- Task requirements
Exactly as written, retype the listing below, omitting the pictures.

- Extracted entries
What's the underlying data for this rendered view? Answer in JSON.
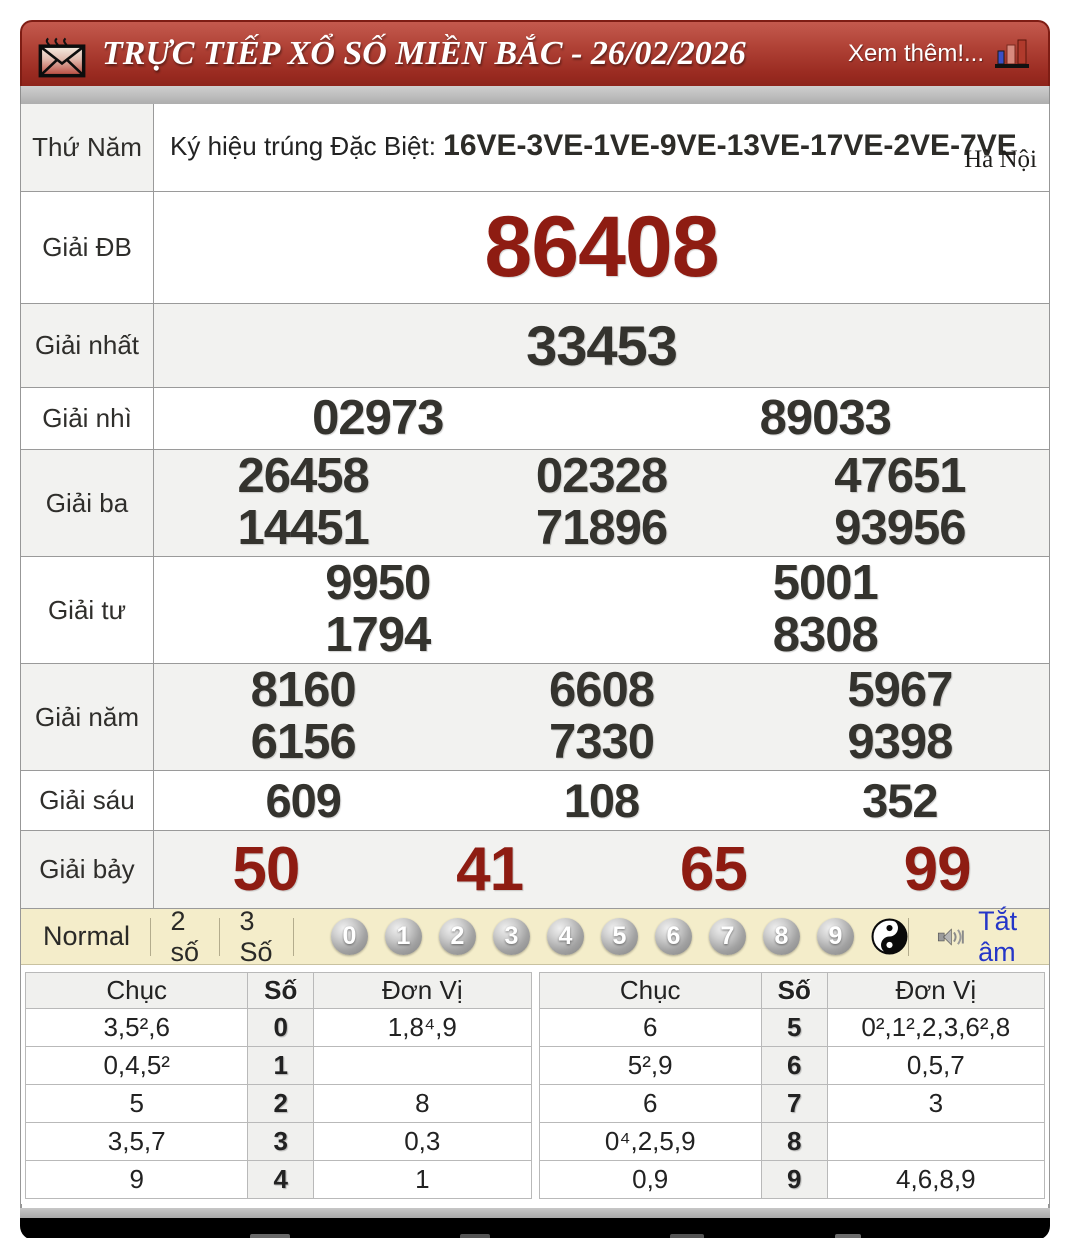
{
  "header": {
    "title": "TRỰC TIẾP XỔ SỐ MIỀN BẮC - 26/02/2026",
    "more_link": "Xem thêm!..."
  },
  "info": {
    "day": "Thứ Năm",
    "prefix": "Ký hiệu trúng Đặc Biệt: ",
    "code": "16VE-3VE-1VE-9VE-13VE-17VE-2VE-7VE",
    "region": "Hà Nội"
  },
  "prizes": {
    "rows": [
      {
        "label": "Giải ĐB",
        "style": "db",
        "shaded": false,
        "lines": [
          [
            "86408"
          ]
        ]
      },
      {
        "label": "Giải nhất",
        "style": "first",
        "shaded": true,
        "lines": [
          [
            "33453"
          ]
        ]
      },
      {
        "label": "Giải nhì",
        "style": "mid",
        "shaded": false,
        "lines": [
          [
            "02973",
            "89033"
          ]
        ]
      },
      {
        "label": "Giải ba",
        "style": "mid",
        "shaded": true,
        "lines": [
          [
            "26458",
            "02328",
            "47651"
          ],
          [
            "14451",
            "71896",
            "93956"
          ]
        ]
      },
      {
        "label": "Giải tư",
        "style": "mid",
        "shaded": false,
        "lines": [
          [
            "9950",
            "5001"
          ],
          [
            "1794",
            "8308"
          ]
        ]
      },
      {
        "label": "Giải năm",
        "style": "mid",
        "shaded": true,
        "lines": [
          [
            "8160",
            "6608",
            "5967"
          ],
          [
            "6156",
            "7330",
            "9398"
          ]
        ]
      },
      {
        "label": "Giải sáu",
        "style": "small",
        "shaded": false,
        "lines": [
          [
            "609",
            "108",
            "352"
          ]
        ]
      },
      {
        "label": "Giải bảy",
        "style": "seven",
        "shaded": true,
        "lines": [
          [
            "50",
            "41",
            "65",
            "99"
          ]
        ]
      }
    ]
  },
  "controls": {
    "modes": [
      "Normal",
      "2 số",
      "3 Số"
    ],
    "balls": [
      "0",
      "1",
      "2",
      "3",
      "4",
      "5",
      "6",
      "7",
      "8",
      "9"
    ],
    "mute_label": "Tắt âm"
  },
  "stats": {
    "headers": [
      "Chục",
      "Số",
      "Đơn Vị"
    ],
    "left_rows": [
      {
        "chuc": "3,5²,6",
        "so": "0",
        "donvi": "1,8⁴,9"
      },
      {
        "chuc": "0,4,5²",
        "so": "1",
        "donvi": ""
      },
      {
        "chuc": "5",
        "so": "2",
        "donvi": "8"
      },
      {
        "chuc": "3,5,7",
        "so": "3",
        "donvi": "0,3"
      },
      {
        "chuc": "9",
        "so": "4",
        "donvi": "1"
      }
    ],
    "right_rows": [
      {
        "chuc": "6",
        "so": "5",
        "donvi": "0²,1²,2,3,6²,8"
      },
      {
        "chuc": "5²,9",
        "so": "6",
        "donvi": "0,5,7"
      },
      {
        "chuc": "6",
        "so": "7",
        "donvi": "3"
      },
      {
        "chuc": "0⁴,2,5,9",
        "so": "8",
        "donvi": ""
      },
      {
        "chuc": "0,9",
        "so": "9",
        "donvi": "4,6,8,9"
      }
    ]
  },
  "colors": {
    "accent_red": "#8e1c12",
    "header_red": "#a5352b",
    "link_blue": "#2536c8",
    "bar_beige": "#f4edca"
  }
}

- Response to the exercise
What's the underlying data for this rendered view? Answer in JSON.
{
  "header": {
    "title": "TRỰC TIẾP XỔ SỐ MIỀN BẮC - 26/02/2026",
    "more_link": "Xem thêm!..."
  },
  "info": {
    "day": "Thứ Năm",
    "prefix": "Ký hiệu trúng Đặc Biệt: ",
    "code": "16VE-3VE-1VE-9VE-13VE-17VE-2VE-7VE",
    "region": "Hà Nội"
  },
  "prizes": {
    "rows": [
      {
        "label": "Giải ĐB",
        "style": "db",
        "shaded": false,
        "lines": [
          [
            "86408"
          ]
        ]
      },
      {
        "label": "Giải nhất",
        "style": "first",
        "shaded": true,
        "lines": [
          [
            "33453"
          ]
        ]
      },
      {
        "label": "Giải nhì",
        "style": "mid",
        "shaded": false,
        "lines": [
          [
            "02973",
            "89033"
          ]
        ]
      },
      {
        "label": "Giải ba",
        "style": "mid",
        "shaded": true,
        "lines": [
          [
            "26458",
            "02328",
            "47651"
          ],
          [
            "14451",
            "71896",
            "93956"
          ]
        ]
      },
      {
        "label": "Giải tư",
        "style": "mid",
        "shaded": false,
        "lines": [
          [
            "9950",
            "5001"
          ],
          [
            "1794",
            "8308"
          ]
        ]
      },
      {
        "label": "Giải năm",
        "style": "mid",
        "shaded": true,
        "lines": [
          [
            "8160",
            "6608",
            "5967"
          ],
          [
            "6156",
            "7330",
            "9398"
          ]
        ]
      },
      {
        "label": "Giải sáu",
        "style": "small",
        "shaded": false,
        "lines": [
          [
            "609",
            "108",
            "352"
          ]
        ]
      },
      {
        "label": "Giải bảy",
        "style": "seven",
        "shaded": true,
        "lines": [
          [
            "50",
            "41",
            "65",
            "99"
          ]
        ]
      }
    ]
  },
  "controls": {
    "modes": [
      "Normal",
      "2 số",
      "3 Số"
    ],
    "balls": [
      "0",
      "1",
      "2",
      "3",
      "4",
      "5",
      "6",
      "7",
      "8",
      "9"
    ],
    "mute_label": "Tắt âm"
  },
  "stats": {
    "headers": [
      "Chục",
      "Số",
      "Đơn Vị"
    ],
    "left_rows": [
      {
        "chuc": "3,5²,6",
        "so": "0",
        "donvi": "1,8⁴,9"
      },
      {
        "chuc": "0,4,5²",
        "so": "1",
        "donvi": ""
      },
      {
        "chuc": "5",
        "so": "2",
        "donvi": "8"
      },
      {
        "chuc": "3,5,7",
        "so": "3",
        "donvi": "0,3"
      },
      {
        "chuc": "9",
        "so": "4",
        "donvi": "1"
      }
    ],
    "right_rows": [
      {
        "chuc": "6",
        "so": "5",
        "donvi": "0²,1²,2,3,6²,8"
      },
      {
        "chuc": "5²,9",
        "so": "6",
        "donvi": "0,5,7"
      },
      {
        "chuc": "6",
        "so": "7",
        "donvi": "3"
      },
      {
        "chuc": "0⁴,2,5,9",
        "so": "8",
        "donvi": ""
      },
      {
        "chuc": "0,9",
        "so": "9",
        "donvi": "4,6,8,9"
      }
    ]
  },
  "colors": {
    "accent_red": "#8e1c12",
    "header_red": "#a5352b",
    "link_blue": "#2536c8",
    "bar_beige": "#f4edca"
  }
}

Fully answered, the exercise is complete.